## Task objective
Rewrite the lines below with every "contour-label-bg" replaced by "contour-label-background", keeping everything else the same.

Records from a collection:
_ _ _ _

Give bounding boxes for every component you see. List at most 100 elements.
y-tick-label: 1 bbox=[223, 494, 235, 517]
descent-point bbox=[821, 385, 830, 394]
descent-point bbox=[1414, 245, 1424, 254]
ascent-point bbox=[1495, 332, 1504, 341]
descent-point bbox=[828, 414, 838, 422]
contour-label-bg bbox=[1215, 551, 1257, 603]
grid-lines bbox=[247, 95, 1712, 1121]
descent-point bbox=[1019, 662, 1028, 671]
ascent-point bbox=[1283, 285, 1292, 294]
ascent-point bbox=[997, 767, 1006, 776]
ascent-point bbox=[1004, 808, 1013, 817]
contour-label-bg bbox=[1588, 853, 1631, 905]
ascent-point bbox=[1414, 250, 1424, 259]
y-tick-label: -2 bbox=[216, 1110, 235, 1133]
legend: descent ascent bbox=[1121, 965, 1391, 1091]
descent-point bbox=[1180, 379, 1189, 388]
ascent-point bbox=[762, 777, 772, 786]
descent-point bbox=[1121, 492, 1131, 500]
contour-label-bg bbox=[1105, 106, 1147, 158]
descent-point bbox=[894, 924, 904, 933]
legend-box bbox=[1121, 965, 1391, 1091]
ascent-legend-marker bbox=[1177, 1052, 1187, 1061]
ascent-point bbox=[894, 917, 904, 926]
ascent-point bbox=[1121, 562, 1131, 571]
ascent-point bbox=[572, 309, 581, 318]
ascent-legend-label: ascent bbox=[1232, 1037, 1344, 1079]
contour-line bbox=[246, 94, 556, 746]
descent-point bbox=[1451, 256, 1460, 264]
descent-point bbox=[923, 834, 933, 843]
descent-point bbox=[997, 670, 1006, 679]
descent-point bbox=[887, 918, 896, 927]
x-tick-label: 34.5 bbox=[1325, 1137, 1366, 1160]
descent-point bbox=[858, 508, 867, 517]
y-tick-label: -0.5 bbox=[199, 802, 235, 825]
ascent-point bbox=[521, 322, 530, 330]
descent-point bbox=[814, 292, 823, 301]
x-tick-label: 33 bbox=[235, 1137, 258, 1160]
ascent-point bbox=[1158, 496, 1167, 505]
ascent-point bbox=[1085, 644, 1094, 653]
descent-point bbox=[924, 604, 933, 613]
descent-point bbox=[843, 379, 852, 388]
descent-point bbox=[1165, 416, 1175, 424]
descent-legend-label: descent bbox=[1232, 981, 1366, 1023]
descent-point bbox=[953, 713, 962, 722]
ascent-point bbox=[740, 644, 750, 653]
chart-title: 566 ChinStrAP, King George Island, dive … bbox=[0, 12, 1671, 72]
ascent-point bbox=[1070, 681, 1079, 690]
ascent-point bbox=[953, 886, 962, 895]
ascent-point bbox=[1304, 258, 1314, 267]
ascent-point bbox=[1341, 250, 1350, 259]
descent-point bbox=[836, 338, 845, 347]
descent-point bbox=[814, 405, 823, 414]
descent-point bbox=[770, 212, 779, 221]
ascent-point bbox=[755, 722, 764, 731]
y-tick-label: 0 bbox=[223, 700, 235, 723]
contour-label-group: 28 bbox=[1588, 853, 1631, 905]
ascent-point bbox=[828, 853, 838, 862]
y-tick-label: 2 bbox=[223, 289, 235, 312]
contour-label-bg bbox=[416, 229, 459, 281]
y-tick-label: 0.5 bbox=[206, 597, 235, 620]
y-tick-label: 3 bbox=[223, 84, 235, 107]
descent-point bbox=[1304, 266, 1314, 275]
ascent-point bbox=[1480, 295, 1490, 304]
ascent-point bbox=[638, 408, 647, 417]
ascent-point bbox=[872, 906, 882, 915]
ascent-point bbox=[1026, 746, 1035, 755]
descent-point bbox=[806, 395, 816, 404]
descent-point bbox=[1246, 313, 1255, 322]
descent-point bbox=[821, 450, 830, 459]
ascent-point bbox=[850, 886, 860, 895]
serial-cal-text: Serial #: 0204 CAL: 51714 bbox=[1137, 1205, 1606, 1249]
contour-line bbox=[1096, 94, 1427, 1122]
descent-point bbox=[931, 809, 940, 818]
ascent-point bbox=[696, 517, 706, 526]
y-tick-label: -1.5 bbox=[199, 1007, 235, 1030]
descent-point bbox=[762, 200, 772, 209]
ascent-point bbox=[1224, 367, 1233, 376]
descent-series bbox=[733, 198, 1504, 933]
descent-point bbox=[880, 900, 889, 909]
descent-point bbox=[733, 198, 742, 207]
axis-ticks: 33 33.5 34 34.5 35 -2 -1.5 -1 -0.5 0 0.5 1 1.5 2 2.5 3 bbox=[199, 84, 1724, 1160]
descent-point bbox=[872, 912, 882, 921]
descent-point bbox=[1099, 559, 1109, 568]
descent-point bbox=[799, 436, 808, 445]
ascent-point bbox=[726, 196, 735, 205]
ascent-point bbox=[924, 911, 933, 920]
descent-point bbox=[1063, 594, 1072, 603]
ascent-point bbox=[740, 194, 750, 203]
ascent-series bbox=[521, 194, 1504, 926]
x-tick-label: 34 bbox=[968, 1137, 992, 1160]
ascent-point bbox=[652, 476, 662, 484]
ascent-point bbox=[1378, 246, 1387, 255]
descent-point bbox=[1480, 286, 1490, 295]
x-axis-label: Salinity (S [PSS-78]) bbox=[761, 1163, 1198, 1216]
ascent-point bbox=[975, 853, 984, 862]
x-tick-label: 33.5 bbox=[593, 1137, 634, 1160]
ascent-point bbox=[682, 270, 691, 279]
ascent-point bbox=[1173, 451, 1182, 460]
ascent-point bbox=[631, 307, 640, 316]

_ _ _ _

## Exercise solution
Give bounding boxes for every component you see. List at most 100 elements.
y-tick-label: 1 bbox=[223, 494, 235, 517]
descent-point bbox=[821, 385, 830, 394]
descent-point bbox=[1414, 245, 1424, 254]
ascent-point bbox=[1495, 332, 1504, 341]
descent-point bbox=[828, 414, 838, 422]
contour-label-background bbox=[1215, 551, 1257, 603]
grid-lines bbox=[247, 95, 1712, 1121]
descent-point bbox=[1019, 662, 1028, 671]
ascent-point bbox=[1283, 285, 1292, 294]
ascent-point bbox=[997, 767, 1006, 776]
ascent-point bbox=[1004, 808, 1013, 817]
contour-label-background bbox=[1588, 853, 1631, 905]
ascent-point bbox=[1414, 250, 1424, 259]
y-tick-label: -2 bbox=[216, 1110, 235, 1133]
legend: descent ascent bbox=[1121, 965, 1391, 1091]
descent-point bbox=[1180, 379, 1189, 388]
ascent-point bbox=[762, 777, 772, 786]
descent-point bbox=[1121, 492, 1131, 500]
contour-label-background bbox=[1105, 106, 1147, 158]
descent-point bbox=[894, 924, 904, 933]
legend-box bbox=[1121, 965, 1391, 1091]
ascent-legend-marker bbox=[1177, 1052, 1187, 1061]
ascent-point bbox=[894, 917, 904, 926]
ascent-point bbox=[1121, 562, 1131, 571]
ascent-point bbox=[572, 309, 581, 318]
ascent-legend-label: ascent bbox=[1232, 1037, 1344, 1079]
contour-line bbox=[246, 94, 556, 746]
descent-point bbox=[1451, 256, 1460, 264]
descent-point bbox=[923, 834, 933, 843]
descent-point bbox=[997, 670, 1006, 679]
descent-point bbox=[887, 918, 896, 927]
x-tick-label: 34.5 bbox=[1325, 1137, 1366, 1160]
descent-point bbox=[858, 508, 867, 517]
y-tick-label: -0.5 bbox=[199, 802, 235, 825]
ascent-point bbox=[521, 322, 530, 330]
descent-point bbox=[814, 292, 823, 301]
x-tick-label: 33 bbox=[235, 1137, 258, 1160]
ascent-point bbox=[1158, 496, 1167, 505]
ascent-point bbox=[1085, 644, 1094, 653]
descent-point bbox=[924, 604, 933, 613]
descent-point bbox=[843, 379, 852, 388]
descent-point bbox=[1165, 416, 1175, 424]
descent-legend-label: descent bbox=[1232, 981, 1366, 1023]
descent-point bbox=[953, 713, 962, 722]
ascent-point bbox=[740, 644, 750, 653]
chart-title: 566 ChinStrAP, King George Island, dive … bbox=[0, 12, 1671, 72]
ascent-point bbox=[1070, 681, 1079, 690]
ascent-point bbox=[953, 886, 962, 895]
ascent-point bbox=[1304, 258, 1314, 267]
ascent-point bbox=[1341, 250, 1350, 259]
descent-point bbox=[836, 338, 845, 347]
descent-point bbox=[814, 405, 823, 414]
descent-point bbox=[770, 212, 779, 221]
ascent-point bbox=[755, 722, 764, 731]
y-tick-label: 0 bbox=[223, 700, 235, 723]
contour-label-group: 28 bbox=[1588, 853, 1631, 905]
ascent-point bbox=[828, 853, 838, 862]
y-tick-label: 2 bbox=[223, 289, 235, 312]
contour-label-background bbox=[416, 229, 459, 281]
y-tick-label: 0.5 bbox=[206, 597, 235, 620]
y-tick-label: 3 bbox=[223, 84, 235, 107]
descent-point bbox=[1304, 266, 1314, 275]
ascent-point bbox=[1480, 295, 1490, 304]
ascent-point bbox=[638, 408, 647, 417]
ascent-point bbox=[872, 906, 882, 915]
ascent-point bbox=[1026, 746, 1035, 755]
descent-point bbox=[806, 395, 816, 404]
descent-point bbox=[1246, 313, 1255, 322]
descent-point bbox=[821, 450, 830, 459]
ascent-point bbox=[850, 886, 860, 895]
serial-cal-text: Serial #: 0204 CAL: 51714 bbox=[1137, 1205, 1606, 1249]
contour-line bbox=[1096, 94, 1427, 1122]
descent-point bbox=[931, 809, 940, 818]
ascent-point bbox=[696, 517, 706, 526]
y-tick-label: -1.5 bbox=[199, 1007, 235, 1030]
descent-point bbox=[762, 200, 772, 209]
ascent-point bbox=[1224, 367, 1233, 376]
descent-series bbox=[733, 198, 1504, 933]
descent-point bbox=[880, 900, 889, 909]
descent-point bbox=[733, 198, 742, 207]
axis-ticks: 33 33.5 34 34.5 35 -2 -1.5 -1 -0.5 0 0.5 1 1.5 2 2.5 3 bbox=[199, 84, 1724, 1160]
descent-point bbox=[872, 912, 882, 921]
descent-point bbox=[1099, 559, 1109, 568]
descent-point bbox=[799, 436, 808, 445]
ascent-point bbox=[726, 196, 735, 205]
ascent-point bbox=[924, 911, 933, 920]
descent-point bbox=[1063, 594, 1072, 603]
ascent-point bbox=[740, 194, 750, 203]
ascent-series bbox=[521, 194, 1504, 926]
x-tick-label: 34 bbox=[968, 1137, 992, 1160]
ascent-point bbox=[652, 476, 662, 484]
ascent-point bbox=[1378, 246, 1387, 255]
descent-point bbox=[1480, 286, 1490, 295]
x-axis-label: Salinity (S [PSS-78]) bbox=[761, 1163, 1198, 1216]
ascent-point bbox=[975, 853, 984, 862]
x-tick-label: 33.5 bbox=[593, 1137, 634, 1160]
ascent-point bbox=[682, 270, 691, 279]
ascent-point bbox=[1173, 451, 1182, 460]
ascent-point bbox=[631, 307, 640, 316]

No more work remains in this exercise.